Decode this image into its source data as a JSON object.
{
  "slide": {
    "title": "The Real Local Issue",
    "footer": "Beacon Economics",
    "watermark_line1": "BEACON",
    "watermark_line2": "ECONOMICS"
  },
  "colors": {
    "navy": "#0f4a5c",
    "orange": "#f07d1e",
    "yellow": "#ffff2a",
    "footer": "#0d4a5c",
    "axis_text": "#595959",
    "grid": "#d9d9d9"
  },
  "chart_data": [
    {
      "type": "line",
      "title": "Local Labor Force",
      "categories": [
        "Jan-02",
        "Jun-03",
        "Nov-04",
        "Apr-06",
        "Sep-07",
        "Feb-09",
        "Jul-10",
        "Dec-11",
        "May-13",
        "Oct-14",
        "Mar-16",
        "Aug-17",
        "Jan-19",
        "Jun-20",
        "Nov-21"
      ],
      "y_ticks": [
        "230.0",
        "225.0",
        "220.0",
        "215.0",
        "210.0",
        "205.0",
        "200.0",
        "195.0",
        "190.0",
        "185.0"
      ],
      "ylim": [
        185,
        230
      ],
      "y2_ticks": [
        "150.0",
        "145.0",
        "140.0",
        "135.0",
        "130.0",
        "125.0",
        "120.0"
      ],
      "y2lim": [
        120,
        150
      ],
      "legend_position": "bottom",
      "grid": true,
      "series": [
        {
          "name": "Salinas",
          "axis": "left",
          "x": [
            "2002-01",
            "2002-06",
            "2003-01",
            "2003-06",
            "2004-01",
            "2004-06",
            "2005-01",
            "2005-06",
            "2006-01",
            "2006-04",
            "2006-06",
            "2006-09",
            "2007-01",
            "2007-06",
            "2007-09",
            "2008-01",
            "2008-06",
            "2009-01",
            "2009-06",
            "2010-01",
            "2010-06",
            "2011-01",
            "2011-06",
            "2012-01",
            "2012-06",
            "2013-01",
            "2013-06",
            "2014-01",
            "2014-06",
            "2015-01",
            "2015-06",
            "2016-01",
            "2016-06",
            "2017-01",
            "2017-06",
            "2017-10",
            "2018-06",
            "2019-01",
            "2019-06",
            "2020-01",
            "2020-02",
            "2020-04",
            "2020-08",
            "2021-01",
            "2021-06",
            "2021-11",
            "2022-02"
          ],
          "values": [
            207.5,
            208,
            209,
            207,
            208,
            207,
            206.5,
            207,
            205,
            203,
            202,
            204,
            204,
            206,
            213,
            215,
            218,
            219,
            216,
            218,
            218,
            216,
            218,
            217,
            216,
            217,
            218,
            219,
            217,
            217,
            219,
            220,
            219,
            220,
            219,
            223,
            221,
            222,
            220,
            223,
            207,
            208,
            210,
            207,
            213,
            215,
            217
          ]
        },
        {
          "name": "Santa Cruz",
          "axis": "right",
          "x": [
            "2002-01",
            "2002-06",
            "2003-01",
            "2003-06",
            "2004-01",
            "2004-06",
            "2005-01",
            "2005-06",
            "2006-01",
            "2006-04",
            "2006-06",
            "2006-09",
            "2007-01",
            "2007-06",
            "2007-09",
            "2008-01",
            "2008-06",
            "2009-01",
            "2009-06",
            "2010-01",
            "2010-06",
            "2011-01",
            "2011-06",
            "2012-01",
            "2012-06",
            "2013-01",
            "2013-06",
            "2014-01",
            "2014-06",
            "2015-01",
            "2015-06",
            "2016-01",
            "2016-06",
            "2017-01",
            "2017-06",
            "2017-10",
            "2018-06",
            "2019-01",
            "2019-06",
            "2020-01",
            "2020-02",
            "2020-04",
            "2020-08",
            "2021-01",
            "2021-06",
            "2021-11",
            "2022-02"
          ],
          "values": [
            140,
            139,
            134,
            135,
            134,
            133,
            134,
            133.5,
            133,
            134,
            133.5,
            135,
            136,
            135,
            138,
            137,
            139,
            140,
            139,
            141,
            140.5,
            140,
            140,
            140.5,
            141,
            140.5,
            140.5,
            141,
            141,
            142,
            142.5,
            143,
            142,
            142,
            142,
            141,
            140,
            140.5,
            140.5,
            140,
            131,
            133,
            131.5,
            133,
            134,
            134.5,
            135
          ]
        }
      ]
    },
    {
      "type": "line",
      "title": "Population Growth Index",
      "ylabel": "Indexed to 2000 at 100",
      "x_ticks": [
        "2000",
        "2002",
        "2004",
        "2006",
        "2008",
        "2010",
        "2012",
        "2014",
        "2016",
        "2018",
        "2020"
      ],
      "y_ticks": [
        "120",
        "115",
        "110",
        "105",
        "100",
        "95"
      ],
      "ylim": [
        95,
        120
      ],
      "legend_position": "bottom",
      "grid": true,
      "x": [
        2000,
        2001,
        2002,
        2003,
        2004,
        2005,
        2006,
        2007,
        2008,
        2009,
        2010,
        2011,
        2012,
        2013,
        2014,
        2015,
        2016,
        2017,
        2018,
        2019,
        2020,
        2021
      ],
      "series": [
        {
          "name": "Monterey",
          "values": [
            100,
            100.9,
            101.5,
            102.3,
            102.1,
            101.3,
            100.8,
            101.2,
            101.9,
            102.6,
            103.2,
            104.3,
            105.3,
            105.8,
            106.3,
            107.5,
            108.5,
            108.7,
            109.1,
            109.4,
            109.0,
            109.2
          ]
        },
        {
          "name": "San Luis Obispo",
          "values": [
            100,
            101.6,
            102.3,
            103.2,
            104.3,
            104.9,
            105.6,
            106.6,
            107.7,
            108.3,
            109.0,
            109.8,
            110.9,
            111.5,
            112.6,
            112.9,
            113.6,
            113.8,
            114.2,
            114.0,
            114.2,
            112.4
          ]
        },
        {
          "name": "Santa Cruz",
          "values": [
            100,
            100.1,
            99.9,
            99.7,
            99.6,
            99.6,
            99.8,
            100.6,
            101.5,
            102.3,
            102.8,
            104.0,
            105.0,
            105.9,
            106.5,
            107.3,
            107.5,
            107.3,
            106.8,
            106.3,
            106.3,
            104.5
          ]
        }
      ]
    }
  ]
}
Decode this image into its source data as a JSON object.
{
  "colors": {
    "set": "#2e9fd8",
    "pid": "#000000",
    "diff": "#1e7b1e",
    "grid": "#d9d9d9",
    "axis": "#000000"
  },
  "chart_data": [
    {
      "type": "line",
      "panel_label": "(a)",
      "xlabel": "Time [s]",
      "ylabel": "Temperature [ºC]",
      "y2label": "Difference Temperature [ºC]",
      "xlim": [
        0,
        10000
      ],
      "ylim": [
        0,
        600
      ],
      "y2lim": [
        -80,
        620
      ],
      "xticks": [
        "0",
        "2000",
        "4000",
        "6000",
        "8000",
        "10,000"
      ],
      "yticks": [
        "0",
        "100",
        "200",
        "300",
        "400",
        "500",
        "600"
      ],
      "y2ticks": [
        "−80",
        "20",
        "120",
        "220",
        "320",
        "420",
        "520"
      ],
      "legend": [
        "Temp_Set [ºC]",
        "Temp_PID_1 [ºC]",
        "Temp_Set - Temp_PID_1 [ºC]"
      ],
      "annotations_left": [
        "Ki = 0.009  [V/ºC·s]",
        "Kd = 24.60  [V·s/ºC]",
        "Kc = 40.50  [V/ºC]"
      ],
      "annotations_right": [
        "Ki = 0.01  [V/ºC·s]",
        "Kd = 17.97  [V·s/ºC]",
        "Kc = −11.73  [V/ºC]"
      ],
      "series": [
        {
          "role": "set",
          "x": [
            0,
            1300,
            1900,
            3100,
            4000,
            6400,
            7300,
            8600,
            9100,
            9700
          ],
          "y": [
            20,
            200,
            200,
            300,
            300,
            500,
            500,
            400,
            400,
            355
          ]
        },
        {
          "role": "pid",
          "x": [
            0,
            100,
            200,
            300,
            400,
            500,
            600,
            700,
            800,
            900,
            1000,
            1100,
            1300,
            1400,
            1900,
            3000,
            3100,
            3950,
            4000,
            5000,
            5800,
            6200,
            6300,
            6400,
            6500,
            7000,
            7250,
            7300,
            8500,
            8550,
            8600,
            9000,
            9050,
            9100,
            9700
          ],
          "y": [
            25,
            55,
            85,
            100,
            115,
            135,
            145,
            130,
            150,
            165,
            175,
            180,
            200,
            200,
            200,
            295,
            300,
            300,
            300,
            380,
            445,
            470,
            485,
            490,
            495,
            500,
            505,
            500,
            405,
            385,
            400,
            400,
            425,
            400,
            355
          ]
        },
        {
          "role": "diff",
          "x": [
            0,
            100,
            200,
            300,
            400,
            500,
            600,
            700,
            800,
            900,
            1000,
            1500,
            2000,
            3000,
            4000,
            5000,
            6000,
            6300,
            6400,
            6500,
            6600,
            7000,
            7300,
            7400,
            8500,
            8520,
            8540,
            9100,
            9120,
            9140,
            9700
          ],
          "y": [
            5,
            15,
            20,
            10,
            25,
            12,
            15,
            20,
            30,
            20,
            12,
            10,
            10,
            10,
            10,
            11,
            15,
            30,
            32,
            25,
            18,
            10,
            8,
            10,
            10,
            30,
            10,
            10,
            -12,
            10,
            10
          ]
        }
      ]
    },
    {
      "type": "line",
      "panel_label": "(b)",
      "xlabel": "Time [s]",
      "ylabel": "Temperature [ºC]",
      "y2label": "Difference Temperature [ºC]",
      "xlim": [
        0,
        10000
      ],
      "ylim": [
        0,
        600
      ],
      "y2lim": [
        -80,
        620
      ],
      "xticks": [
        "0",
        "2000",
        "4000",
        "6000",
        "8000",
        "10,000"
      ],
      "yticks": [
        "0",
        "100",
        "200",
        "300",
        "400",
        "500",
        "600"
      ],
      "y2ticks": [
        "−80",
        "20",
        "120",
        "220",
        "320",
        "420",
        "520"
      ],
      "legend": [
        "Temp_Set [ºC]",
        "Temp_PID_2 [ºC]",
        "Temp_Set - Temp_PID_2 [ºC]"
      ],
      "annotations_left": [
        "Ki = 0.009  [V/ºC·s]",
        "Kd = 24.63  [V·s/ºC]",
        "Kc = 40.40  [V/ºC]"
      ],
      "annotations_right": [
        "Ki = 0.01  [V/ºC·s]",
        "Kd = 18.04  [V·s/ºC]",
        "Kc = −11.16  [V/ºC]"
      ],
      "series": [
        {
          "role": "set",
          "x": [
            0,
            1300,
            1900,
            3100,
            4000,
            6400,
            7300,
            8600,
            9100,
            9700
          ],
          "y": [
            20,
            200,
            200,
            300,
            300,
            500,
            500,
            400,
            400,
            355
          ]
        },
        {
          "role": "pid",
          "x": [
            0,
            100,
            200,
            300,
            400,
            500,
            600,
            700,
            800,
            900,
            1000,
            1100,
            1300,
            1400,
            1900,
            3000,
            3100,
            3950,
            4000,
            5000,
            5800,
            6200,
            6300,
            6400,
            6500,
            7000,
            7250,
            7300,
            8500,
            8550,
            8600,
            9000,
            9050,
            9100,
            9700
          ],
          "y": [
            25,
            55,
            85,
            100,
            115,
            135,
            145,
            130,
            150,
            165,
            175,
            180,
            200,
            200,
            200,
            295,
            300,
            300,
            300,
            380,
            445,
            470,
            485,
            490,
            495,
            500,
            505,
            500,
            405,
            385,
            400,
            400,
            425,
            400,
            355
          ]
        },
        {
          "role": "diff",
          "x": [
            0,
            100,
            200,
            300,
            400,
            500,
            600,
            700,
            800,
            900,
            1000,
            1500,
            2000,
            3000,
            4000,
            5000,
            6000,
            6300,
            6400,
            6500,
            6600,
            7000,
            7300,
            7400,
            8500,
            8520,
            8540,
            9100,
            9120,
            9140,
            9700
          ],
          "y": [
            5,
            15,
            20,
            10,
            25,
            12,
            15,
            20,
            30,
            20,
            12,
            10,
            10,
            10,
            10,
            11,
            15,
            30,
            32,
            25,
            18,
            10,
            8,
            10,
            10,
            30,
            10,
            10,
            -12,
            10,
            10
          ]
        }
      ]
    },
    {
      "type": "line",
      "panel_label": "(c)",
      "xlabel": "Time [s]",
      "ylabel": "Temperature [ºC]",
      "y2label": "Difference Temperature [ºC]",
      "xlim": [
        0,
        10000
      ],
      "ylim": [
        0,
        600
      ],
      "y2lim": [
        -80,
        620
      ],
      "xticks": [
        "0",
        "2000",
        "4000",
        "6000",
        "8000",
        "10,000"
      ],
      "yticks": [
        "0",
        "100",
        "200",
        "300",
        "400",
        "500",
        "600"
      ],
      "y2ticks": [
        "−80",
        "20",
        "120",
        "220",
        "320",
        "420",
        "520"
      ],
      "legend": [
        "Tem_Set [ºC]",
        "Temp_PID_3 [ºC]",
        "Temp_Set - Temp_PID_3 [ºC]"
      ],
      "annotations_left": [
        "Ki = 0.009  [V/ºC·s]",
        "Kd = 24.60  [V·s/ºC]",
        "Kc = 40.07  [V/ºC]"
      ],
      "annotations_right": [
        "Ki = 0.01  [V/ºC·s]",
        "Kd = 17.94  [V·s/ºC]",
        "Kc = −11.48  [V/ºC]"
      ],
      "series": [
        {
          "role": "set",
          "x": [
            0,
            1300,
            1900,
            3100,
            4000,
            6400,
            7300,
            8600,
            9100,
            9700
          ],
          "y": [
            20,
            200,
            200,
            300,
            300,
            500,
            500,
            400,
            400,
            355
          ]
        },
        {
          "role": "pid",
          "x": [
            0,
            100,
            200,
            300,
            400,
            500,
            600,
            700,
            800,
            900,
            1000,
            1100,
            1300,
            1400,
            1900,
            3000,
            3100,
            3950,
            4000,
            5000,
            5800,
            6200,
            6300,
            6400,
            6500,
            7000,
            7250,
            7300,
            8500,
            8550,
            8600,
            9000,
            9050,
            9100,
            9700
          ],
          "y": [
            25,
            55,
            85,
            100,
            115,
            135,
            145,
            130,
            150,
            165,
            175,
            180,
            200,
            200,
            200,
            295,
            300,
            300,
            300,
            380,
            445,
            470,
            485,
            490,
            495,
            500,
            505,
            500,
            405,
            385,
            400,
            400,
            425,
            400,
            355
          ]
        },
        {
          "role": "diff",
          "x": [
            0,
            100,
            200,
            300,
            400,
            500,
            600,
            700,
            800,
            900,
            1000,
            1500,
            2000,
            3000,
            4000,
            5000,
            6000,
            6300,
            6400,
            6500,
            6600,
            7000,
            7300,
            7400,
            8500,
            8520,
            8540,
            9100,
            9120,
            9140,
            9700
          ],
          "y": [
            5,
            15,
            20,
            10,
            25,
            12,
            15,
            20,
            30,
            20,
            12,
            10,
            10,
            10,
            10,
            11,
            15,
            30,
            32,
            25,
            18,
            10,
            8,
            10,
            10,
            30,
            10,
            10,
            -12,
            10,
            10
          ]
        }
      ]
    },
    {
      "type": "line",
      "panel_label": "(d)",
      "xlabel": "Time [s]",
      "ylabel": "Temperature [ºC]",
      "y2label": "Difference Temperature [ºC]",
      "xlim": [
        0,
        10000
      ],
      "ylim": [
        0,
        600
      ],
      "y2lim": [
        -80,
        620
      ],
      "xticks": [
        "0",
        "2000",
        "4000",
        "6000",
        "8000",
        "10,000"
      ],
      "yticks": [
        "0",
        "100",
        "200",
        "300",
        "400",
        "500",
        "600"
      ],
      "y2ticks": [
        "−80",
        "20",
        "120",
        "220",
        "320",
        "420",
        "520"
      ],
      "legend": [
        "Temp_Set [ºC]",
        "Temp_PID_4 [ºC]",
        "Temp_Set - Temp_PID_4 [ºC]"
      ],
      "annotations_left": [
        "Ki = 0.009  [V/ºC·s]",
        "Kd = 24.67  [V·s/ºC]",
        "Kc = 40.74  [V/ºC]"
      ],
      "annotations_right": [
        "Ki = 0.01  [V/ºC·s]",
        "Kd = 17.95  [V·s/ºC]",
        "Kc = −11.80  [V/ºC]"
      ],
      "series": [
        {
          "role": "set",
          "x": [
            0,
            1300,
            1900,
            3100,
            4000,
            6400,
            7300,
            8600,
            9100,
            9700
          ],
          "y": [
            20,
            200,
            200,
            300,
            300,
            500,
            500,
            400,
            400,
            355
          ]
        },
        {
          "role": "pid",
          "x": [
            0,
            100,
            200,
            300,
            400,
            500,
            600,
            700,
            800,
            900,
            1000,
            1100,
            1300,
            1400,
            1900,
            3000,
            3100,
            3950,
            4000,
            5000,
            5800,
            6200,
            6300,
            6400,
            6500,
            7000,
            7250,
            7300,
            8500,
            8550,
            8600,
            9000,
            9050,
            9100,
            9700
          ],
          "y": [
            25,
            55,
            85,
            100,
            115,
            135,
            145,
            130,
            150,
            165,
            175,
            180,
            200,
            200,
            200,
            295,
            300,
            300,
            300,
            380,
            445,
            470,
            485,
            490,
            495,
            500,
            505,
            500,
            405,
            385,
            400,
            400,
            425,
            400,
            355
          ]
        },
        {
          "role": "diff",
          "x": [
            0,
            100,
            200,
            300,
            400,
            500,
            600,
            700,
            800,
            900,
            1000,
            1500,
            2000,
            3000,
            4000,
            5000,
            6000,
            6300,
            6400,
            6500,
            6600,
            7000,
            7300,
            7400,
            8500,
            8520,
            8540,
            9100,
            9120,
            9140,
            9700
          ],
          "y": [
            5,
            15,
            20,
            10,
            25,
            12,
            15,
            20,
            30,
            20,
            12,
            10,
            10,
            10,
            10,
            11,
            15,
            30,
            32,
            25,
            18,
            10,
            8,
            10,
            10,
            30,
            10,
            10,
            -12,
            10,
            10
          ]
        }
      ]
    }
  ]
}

- TASK PROMPT:
Extract every line above containing the word "name".

- REPLY TO THE EXERCISE:
          "name": "Salinas",
          "name": "Santa Cruz",
          "name": "Monterey",
          "name": "San Luis Obispo",
          "name": "Santa Cruz",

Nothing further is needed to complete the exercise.